_TASK:_
Restate each of the lines given below, word for word.

— START —

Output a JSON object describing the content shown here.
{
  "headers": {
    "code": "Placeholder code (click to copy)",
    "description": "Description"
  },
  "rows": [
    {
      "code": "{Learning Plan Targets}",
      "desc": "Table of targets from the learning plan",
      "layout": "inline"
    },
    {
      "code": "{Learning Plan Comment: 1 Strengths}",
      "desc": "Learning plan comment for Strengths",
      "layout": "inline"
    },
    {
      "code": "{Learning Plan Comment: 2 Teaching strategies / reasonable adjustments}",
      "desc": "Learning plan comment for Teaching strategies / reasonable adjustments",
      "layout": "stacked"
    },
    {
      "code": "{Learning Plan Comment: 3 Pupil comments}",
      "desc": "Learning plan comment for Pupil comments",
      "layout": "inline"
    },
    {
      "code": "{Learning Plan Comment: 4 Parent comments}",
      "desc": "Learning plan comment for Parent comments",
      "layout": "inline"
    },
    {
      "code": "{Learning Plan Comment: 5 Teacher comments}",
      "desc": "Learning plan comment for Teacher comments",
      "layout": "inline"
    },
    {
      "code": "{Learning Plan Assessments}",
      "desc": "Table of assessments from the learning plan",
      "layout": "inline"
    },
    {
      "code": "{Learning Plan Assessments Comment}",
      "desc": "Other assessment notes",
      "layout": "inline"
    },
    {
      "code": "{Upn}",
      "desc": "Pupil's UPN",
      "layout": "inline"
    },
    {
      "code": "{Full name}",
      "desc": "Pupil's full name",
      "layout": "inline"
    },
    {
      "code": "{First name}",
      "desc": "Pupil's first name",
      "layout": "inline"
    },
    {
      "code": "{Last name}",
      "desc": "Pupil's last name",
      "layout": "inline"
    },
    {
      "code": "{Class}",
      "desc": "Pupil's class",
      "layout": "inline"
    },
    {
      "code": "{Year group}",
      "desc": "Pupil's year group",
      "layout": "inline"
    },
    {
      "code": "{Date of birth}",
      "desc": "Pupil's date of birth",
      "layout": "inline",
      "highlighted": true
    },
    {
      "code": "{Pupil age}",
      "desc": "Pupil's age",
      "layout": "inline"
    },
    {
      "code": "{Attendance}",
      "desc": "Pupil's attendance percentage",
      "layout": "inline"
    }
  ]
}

— END —

_RESPONSE:_
Output a JSON object describing the content shown here.
{
  "headers": {
    "code": "Placeholder code (click to copy)",
    "description": "Description"
  },
  "rows": [
    {
      "code": "{Learning Plan Targets}",
      "desc": "Table of targets from the learning plan",
      "layout": "inline"
    },
    {
      "code": "{Learning Plan Comment: 1 Strengths}",
      "desc": "Learning plan comment for Strengths",
      "layout": "inline"
    },
    {
      "code": "{Learning Plan Comment: 2 Teaching strategies / reasonable adjustments}",
      "desc": "Learning plan comment for Teaching strategies / reasonable adjustments",
      "layout": "stacked"
    },
    {
      "code": "{Learning Plan Comment: 3 Pupil comments}",
      "desc": "Learning plan comment for Pupil comments",
      "layout": "inline"
    },
    {
      "code": "{Learning Plan Comment: 4 Parent comments}",
      "desc": "Learning plan comment for Parent comments",
      "layout": "inline"
    },
    {
      "code": "{Learning Plan Comment: 5 Teacher comments}",
      "desc": "Learning plan comment for Teacher comments",
      "layout": "inline"
    },
    {
      "code": "{Learning Plan Assessments}",
      "desc": "Table of assessments from the learning plan",
      "layout": "inline"
    },
    {
      "code": "{Learning Plan Assessments Comment}",
      "desc": "Other assessment notes",
      "layout": "inline"
    },
    {
      "code": "{Upn}",
      "desc": "Pupil's UPN",
      "layout": "inline"
    },
    {
      "code": "{Full name}",
      "desc": "Pupil's full name",
      "layout": "inline"
    },
    {
      "code": "{First name}",
      "desc": "Pupil's first name",
      "layout": "inline"
    },
    {
      "code": "{Last name}",
      "desc": "Pupil's last name",
      "layout": "inline"
    },
    {
      "code": "{Class}",
      "desc": "Pupil's class",
      "layout": "inline"
    },
    {
      "code": "{Year group}",
      "desc": "Pupil's year group",
      "layout": "inline"
    },
    {
      "code": "{Date of birth}",
      "desc": "Pupil's date of birth",
      "layout": "inline",
      "highlighted": true
    },
    {
      "code": "{Pupil age}",
      "desc": "Pupil's age",
      "layout": "inline"
    },
    {
      "code": "{Attendance}",
      "desc": "Pupil's attendance percentage",
      "layout": "inline"
    }
  ]
}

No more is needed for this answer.